>> Start LISTING
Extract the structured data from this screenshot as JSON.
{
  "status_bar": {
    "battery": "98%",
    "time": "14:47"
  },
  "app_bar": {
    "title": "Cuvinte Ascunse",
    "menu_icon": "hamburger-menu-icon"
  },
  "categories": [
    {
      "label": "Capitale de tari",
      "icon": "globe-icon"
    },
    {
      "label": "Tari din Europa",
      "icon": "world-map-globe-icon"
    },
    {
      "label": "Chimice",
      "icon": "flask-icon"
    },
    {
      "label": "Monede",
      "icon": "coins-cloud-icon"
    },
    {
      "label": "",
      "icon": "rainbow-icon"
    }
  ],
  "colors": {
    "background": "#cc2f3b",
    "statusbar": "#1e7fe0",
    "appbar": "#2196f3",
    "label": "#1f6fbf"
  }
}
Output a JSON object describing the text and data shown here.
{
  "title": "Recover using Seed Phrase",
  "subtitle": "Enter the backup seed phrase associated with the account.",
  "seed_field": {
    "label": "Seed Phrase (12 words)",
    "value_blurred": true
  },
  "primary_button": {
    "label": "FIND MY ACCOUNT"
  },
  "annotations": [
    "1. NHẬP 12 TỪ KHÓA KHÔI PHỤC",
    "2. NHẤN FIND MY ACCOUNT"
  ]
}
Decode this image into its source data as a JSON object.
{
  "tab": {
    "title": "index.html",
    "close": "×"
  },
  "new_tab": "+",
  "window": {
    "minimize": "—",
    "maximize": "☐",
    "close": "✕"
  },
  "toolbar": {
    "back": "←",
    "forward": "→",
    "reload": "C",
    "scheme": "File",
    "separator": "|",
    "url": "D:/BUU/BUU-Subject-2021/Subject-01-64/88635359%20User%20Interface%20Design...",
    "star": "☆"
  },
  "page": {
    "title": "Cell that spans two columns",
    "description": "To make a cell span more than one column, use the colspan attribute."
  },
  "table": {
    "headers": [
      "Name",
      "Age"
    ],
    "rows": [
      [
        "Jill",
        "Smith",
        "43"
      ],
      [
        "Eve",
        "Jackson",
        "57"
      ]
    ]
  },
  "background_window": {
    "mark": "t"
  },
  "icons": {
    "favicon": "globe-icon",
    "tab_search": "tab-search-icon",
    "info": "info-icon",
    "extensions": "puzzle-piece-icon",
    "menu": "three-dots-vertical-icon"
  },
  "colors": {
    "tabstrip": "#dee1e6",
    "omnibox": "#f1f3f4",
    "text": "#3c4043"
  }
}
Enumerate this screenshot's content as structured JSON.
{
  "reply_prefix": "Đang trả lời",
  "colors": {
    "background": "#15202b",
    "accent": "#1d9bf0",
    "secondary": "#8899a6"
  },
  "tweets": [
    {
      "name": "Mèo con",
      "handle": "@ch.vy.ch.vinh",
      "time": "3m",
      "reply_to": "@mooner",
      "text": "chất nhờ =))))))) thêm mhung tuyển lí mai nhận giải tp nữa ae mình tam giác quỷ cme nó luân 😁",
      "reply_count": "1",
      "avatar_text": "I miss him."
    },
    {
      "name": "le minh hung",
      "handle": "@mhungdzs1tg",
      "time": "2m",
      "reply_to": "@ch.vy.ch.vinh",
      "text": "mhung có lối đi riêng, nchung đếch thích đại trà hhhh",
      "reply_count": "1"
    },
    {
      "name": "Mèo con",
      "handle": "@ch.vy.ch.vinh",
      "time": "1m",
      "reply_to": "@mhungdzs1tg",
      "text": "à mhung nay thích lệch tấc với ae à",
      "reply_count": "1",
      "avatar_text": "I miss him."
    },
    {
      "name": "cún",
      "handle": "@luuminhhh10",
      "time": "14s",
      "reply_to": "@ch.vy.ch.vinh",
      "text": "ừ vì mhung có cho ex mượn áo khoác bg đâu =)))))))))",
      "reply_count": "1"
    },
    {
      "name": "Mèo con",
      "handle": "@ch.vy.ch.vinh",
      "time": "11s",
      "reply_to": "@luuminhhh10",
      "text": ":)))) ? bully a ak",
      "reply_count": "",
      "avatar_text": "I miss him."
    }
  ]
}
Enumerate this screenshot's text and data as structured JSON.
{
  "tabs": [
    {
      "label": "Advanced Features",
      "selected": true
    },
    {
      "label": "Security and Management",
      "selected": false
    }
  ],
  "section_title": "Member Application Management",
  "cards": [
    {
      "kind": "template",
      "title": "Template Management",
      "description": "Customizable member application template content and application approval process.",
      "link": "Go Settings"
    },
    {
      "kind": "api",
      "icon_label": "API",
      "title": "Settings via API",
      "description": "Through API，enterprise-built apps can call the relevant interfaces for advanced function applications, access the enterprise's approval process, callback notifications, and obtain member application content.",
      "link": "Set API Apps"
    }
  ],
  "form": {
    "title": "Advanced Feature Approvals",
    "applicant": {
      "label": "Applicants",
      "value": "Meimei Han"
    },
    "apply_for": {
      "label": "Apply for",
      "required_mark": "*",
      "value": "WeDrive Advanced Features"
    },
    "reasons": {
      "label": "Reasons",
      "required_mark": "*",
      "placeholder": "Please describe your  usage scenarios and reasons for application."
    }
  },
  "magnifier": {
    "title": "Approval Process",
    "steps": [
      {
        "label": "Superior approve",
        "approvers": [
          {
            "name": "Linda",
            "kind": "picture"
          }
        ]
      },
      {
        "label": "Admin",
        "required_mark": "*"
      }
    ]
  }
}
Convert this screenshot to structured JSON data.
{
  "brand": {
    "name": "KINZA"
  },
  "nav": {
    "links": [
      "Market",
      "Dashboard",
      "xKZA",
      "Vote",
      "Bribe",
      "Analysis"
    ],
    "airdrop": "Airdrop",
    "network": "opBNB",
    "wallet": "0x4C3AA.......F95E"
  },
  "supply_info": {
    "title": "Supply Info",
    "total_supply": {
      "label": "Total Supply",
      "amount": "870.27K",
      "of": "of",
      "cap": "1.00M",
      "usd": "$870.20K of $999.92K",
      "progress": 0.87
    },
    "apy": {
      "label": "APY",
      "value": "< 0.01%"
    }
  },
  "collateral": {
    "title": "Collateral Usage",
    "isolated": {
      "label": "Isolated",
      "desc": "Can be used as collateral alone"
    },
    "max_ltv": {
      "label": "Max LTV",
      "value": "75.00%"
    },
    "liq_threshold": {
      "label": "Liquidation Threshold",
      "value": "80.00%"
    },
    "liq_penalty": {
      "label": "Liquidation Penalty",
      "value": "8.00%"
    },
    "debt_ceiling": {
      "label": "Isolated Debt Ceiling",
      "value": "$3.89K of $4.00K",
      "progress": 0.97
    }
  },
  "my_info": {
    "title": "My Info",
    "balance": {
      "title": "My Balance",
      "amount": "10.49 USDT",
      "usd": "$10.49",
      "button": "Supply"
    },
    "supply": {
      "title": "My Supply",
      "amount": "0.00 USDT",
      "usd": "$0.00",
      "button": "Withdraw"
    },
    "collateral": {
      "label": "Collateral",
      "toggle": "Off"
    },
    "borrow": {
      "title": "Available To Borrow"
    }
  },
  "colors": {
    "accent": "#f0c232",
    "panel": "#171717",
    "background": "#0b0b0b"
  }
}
>> End LISTING
■ **WHAT THE EXERCISE ASKS**:
Return all of the above records exactly, leaving no line out.

■ **THE COMPLETED TASK**:
Extract the structured data from this screenshot as JSON.
{
  "status_bar": {
    "battery": "98%",
    "time": "14:47"
  },
  "app_bar": {
    "title": "Cuvinte Ascunse",
    "menu_icon": "hamburger-menu-icon"
  },
  "categories": [
    {
      "label": "Capitale de tari",
      "icon": "globe-icon"
    },
    {
      "label": "Tari din Europa",
      "icon": "world-map-globe-icon"
    },
    {
      "label": "Chimice",
      "icon": "flask-icon"
    },
    {
      "label": "Monede",
      "icon": "coins-cloud-icon"
    },
    {
      "label": "",
      "icon": "rainbow-icon"
    }
  ],
  "colors": {
    "background": "#cc2f3b",
    "statusbar": "#1e7fe0",
    "appbar": "#2196f3",
    "label": "#1f6fbf"
  }
}
Output a JSON object describing the text and data shown here.
{
  "title": "Recover using Seed Phrase",
  "subtitle": "Enter the backup seed phrase associated with the account.",
  "seed_field": {
    "label": "Seed Phrase (12 words)",
    "value_blurred": true
  },
  "primary_button": {
    "label": "FIND MY ACCOUNT"
  },
  "annotations": [
    "1. NHẬP 12 TỪ KHÓA KHÔI PHỤC",
    "2. NHẤN FIND MY ACCOUNT"
  ]
}
Decode this image into its source data as a JSON object.
{
  "tab": {
    "title": "index.html",
    "close": "×"
  },
  "new_tab": "+",
  "window": {
    "minimize": "—",
    "maximize": "☐",
    "close": "✕"
  },
  "toolbar": {
    "back": "←",
    "forward": "→",
    "reload": "C",
    "scheme": "File",
    "separator": "|",
    "url": "D:/BUU/BUU-Subject-2021/Subject-01-64/88635359%20User%20Interface%20Design...",
    "star": "☆"
  },
  "page": {
    "title": "Cell that spans two columns",
    "description": "To make a cell span more than one column, use the colspan attribute."
  },
  "table": {
    "headers": [
      "Name",
      "Age"
    ],
    "rows": [
      [
        "Jill",
        "Smith",
        "43"
      ],
      [
        "Eve",
        "Jackson",
        "57"
      ]
    ]
  },
  "background_window": {
    "mark": "t"
  },
  "icons": {
    "favicon": "globe-icon",
    "tab_search": "tab-search-icon",
    "info": "info-icon",
    "extensions": "puzzle-piece-icon",
    "menu": "three-dots-vertical-icon"
  },
  "colors": {
    "tabstrip": "#dee1e6",
    "omnibox": "#f1f3f4",
    "text": "#3c4043"
  }
}
Enumerate this screenshot's content as structured JSON.
{
  "reply_prefix": "Đang trả lời",
  "colors": {
    "background": "#15202b",
    "accent": "#1d9bf0",
    "secondary": "#8899a6"
  },
  "tweets": [
    {
      "name": "Mèo con",
      "handle": "@ch.vy.ch.vinh",
      "time": "3m",
      "reply_to": "@mooner",
      "text": "chất nhờ =))))))) thêm mhung tuyển lí mai nhận giải tp nữa ae mình tam giác quỷ cme nó luân 😁",
      "reply_count": "1",
      "avatar_text": "I miss him."
    },
    {
      "name": "le minh hung",
      "handle": "@mhungdzs1tg",
      "time": "2m",
      "reply_to": "@ch.vy.ch.vinh",
      "text": "mhung có lối đi riêng, nchung đếch thích đại trà hhhh",
      "reply_count": "1"
    },
    {
      "name": "Mèo con",
      "handle": "@ch.vy.ch.vinh",
      "time": "1m",
      "reply_to": "@mhungdzs1tg",
      "text": "à mhung nay thích lệch tấc với ae à",
      "reply_count": "1",
      "avatar_text": "I miss him."
    },
    {
      "name": "cún",
      "handle": "@luuminhhh10",
      "time": "14s",
      "reply_to": "@ch.vy.ch.vinh",
      "text": "ừ vì mhung có cho ex mượn áo khoác bg đâu =)))))))))",
      "reply_count": "1"
    },
    {
      "name": "Mèo con",
      "handle": "@ch.vy.ch.vinh",
      "time": "11s",
      "reply_to": "@luuminhhh10",
      "text": ":)))) ? bully a ak",
      "reply_count": "",
      "avatar_text": "I miss him."
    }
  ]
}
Enumerate this screenshot's text and data as structured JSON.
{
  "tabs": [
    {
      "label": "Advanced Features",
      "selected": true
    },
    {
      "label": "Security and Management",
      "selected": false
    }
  ],
  "section_title": "Member Application Management",
  "cards": [
    {
      "kind": "template",
      "title": "Template Management",
      "description": "Customizable member application template content and application approval process.",
      "link": "Go Settings"
    },
    {
      "kind": "api",
      "icon_label": "API",
      "title": "Settings via API",
      "description": "Through API，enterprise-built apps can call the relevant interfaces for advanced function applications, access the enterprise's approval process, callback notifications, and obtain member application content.",
      "link": "Set API Apps"
    }
  ],
  "form": {
    "title": "Advanced Feature Approvals",
    "applicant": {
      "label": "Applicants",
      "value": "Meimei Han"
    },
    "apply_for": {
      "label": "Apply for",
      "required_mark": "*",
      "value": "WeDrive Advanced Features"
    },
    "reasons": {
      "label": "Reasons",
      "required_mark": "*",
      "placeholder": "Please describe your  usage scenarios and reasons for application."
    }
  },
  "magnifier": {
    "title": "Approval Process",
    "steps": [
      {
        "label": "Superior approve",
        "approvers": [
          {
            "name": "Linda",
            "kind": "picture"
          }
        ]
      },
      {
        "label": "Admin",
        "required_mark": "*"
      }
    ]
  }
}
Convert this screenshot to structured JSON data.
{
  "brand": {
    "name": "KINZA"
  },
  "nav": {
    "links": [
      "Market",
      "Dashboard",
      "xKZA",
      "Vote",
      "Bribe",
      "Analysis"
    ],
    "airdrop": "Airdrop",
    "network": "opBNB",
    "wallet": "0x4C3AA.......F95E"
  },
  "supply_info": {
    "title": "Supply Info",
    "total_supply": {
      "label": "Total Supply",
      "amount": "870.27K",
      "of": "of",
      "cap": "1.00M",
      "usd": "$870.20K of $999.92K",
      "progress": 0.87
    },
    "apy": {
      "label": "APY",
      "value": "< 0.01%"
    }
  },
  "collateral": {
    "title": "Collateral Usage",
    "isolated": {
      "label": "Isolated",
      "desc": "Can be used as collateral alone"
    },
    "max_ltv": {
      "label": "Max LTV",
      "value": "75.00%"
    },
    "liq_threshold": {
      "label": "Liquidation Threshold",
      "value": "80.00%"
    },
    "liq_penalty": {
      "label": "Liquidation Penalty",
      "value": "8.00%"
    },
    "debt_ceiling": {
      "label": "Isolated Debt Ceiling",
      "value": "$3.89K of $4.00K",
      "progress": 0.97
    }
  },
  "my_info": {
    "title": "My Info",
    "balance": {
      "title": "My Balance",
      "amount": "10.49 USDT",
      "usd": "$10.49",
      "button": "Supply"
    },
    "supply": {
      "title": "My Supply",
      "amount": "0.00 USDT",
      "usd": "$0.00",
      "button": "Withdraw"
    },
    "collateral": {
      "label": "Collateral",
      "toggle": "Off"
    },
    "borrow": {
      "title": "Available To Borrow"
    }
  },
  "colors": {
    "accent": "#f0c232",
    "panel": "#171717",
    "background": "#0b0b0b"
  }
}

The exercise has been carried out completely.